**Written problem:**
In the items, from the first line through the line containing "row-checkbox[interactable] [190, 434, 199, 444]", change every occurrence of "row-checkbox" to "row-select-box" and reproduce only those lines, leaving everything else unchanged.

# # # # # # #

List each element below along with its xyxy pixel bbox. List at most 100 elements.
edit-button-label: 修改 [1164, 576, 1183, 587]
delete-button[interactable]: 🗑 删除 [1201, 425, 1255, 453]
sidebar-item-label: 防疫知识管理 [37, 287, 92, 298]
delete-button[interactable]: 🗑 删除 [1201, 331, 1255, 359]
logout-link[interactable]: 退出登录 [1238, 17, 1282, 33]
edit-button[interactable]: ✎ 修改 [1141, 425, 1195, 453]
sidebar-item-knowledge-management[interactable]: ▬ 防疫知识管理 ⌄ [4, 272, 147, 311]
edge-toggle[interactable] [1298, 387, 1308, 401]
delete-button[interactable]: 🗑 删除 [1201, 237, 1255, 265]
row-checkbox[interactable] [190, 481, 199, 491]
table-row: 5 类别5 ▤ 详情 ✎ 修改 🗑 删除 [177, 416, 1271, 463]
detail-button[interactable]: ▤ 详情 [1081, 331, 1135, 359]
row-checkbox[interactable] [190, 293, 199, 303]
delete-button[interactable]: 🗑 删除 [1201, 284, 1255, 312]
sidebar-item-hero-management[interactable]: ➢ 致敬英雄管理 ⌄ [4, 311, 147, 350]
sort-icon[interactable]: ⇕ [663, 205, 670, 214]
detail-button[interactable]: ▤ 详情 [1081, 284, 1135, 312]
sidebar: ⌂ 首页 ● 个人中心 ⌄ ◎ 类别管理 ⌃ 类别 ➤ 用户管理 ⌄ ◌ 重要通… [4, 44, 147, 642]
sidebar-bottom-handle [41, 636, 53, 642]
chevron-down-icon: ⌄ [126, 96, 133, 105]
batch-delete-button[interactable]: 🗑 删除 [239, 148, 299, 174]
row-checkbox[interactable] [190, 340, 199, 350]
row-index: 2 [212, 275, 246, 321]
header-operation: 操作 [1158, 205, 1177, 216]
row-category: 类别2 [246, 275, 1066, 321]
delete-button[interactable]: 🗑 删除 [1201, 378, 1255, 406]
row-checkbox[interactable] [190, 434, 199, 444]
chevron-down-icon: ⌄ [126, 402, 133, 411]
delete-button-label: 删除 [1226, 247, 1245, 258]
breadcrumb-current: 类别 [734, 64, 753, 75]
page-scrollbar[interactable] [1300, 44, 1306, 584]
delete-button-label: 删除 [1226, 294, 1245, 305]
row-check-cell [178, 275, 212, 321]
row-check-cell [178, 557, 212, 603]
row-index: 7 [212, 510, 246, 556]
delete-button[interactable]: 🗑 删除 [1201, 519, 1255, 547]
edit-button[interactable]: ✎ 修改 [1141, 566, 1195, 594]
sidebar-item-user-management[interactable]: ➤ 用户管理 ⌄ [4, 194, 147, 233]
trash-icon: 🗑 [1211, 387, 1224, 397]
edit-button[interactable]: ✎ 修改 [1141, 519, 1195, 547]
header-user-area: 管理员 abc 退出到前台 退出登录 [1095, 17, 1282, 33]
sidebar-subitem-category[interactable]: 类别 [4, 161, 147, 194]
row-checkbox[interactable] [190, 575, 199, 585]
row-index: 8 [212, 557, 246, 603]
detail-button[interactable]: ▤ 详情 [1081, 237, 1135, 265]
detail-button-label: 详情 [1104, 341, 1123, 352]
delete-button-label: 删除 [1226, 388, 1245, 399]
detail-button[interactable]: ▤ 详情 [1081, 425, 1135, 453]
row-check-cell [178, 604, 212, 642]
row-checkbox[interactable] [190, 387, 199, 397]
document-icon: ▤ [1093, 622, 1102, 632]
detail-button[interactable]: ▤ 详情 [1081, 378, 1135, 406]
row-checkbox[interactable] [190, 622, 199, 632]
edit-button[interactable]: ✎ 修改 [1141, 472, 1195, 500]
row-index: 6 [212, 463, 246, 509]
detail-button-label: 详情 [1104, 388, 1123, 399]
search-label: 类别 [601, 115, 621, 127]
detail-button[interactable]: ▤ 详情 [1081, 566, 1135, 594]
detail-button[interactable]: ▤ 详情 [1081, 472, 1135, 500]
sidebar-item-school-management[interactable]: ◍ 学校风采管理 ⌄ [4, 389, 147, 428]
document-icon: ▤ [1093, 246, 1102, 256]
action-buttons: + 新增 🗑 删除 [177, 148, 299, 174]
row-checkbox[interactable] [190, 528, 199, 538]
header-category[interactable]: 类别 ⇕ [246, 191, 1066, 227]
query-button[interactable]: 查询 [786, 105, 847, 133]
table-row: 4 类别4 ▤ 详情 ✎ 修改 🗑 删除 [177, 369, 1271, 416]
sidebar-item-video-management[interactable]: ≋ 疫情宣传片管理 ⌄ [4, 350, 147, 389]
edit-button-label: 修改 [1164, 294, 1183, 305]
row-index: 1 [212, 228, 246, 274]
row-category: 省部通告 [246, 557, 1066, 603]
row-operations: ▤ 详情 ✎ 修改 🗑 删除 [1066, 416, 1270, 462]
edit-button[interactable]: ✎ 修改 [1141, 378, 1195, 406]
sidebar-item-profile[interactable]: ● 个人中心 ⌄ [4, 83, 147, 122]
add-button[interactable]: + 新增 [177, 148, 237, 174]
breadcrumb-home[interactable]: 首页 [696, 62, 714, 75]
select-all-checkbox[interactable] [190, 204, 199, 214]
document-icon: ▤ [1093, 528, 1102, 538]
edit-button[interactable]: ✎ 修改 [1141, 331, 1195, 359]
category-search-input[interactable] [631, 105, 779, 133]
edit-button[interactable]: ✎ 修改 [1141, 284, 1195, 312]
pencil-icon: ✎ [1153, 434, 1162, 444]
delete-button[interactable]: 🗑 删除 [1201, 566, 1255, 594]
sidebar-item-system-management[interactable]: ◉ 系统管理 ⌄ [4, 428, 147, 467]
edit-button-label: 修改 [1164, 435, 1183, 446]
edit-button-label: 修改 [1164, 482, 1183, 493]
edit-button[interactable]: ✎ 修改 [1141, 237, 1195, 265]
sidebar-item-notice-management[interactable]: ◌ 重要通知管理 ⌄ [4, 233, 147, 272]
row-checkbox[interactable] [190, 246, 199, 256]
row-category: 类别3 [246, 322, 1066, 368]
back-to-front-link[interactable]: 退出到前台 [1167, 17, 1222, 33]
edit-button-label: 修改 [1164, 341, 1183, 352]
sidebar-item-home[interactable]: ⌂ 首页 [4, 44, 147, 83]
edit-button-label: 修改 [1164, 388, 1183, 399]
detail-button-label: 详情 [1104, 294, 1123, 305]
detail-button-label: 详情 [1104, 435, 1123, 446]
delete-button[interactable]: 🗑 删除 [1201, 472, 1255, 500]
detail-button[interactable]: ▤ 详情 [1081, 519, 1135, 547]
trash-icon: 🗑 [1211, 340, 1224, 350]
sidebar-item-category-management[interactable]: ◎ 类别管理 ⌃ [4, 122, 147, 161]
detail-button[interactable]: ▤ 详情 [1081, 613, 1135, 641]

# # # # # # #

**Answer to this task:**
List each element below along with its xyxy pixel bbox. List at most 100 elements.
edit-button-label: 修改 [1164, 576, 1183, 587]
delete-button[interactable]: 🗑 删除 [1201, 425, 1255, 453]
sidebar-item-label: 防疫知识管理 [37, 287, 92, 298]
delete-button[interactable]: 🗑 删除 [1201, 331, 1255, 359]
logout-link[interactable]: 退出登录 [1238, 17, 1282, 33]
edit-button[interactable]: ✎ 修改 [1141, 425, 1195, 453]
sidebar-item-knowledge-management[interactable]: ▬ 防疫知识管理 ⌄ [4, 272, 147, 311]
edge-toggle[interactable] [1298, 387, 1308, 401]
delete-button[interactable]: 🗑 删除 [1201, 237, 1255, 265]
row-select-box[interactable] [190, 481, 199, 491]
table-row: 5 类别5 ▤ 详情 ✎ 修改 🗑 删除 [177, 416, 1271, 463]
detail-button[interactable]: ▤ 详情 [1081, 331, 1135, 359]
row-select-box[interactable] [190, 293, 199, 303]
delete-button[interactable]: 🗑 删除 [1201, 284, 1255, 312]
sidebar-item-hero-management[interactable]: ➢ 致敬英雄管理 ⌄ [4, 311, 147, 350]
sort-icon[interactable]: ⇕ [663, 205, 670, 214]
detail-button[interactable]: ▤ 详情 [1081, 284, 1135, 312]
sidebar: ⌂ 首页 ● 个人中心 ⌄ ◎ 类别管理 ⌃ 类别 ➤ 用户管理 ⌄ ◌ 重要通… [4, 44, 147, 642]
sidebar-bottom-handle [41, 636, 53, 642]
chevron-down-icon: ⌄ [126, 96, 133, 105]
batch-delete-button[interactable]: 🗑 删除 [239, 148, 299, 174]
row-select-box[interactable] [190, 340, 199, 350]
row-index: 2 [212, 275, 246, 321]
header-operation: 操作 [1158, 205, 1177, 216]
row-category: 类别2 [246, 275, 1066, 321]
delete-button[interactable]: 🗑 删除 [1201, 378, 1255, 406]
row-select-box[interactable] [190, 434, 199, 444]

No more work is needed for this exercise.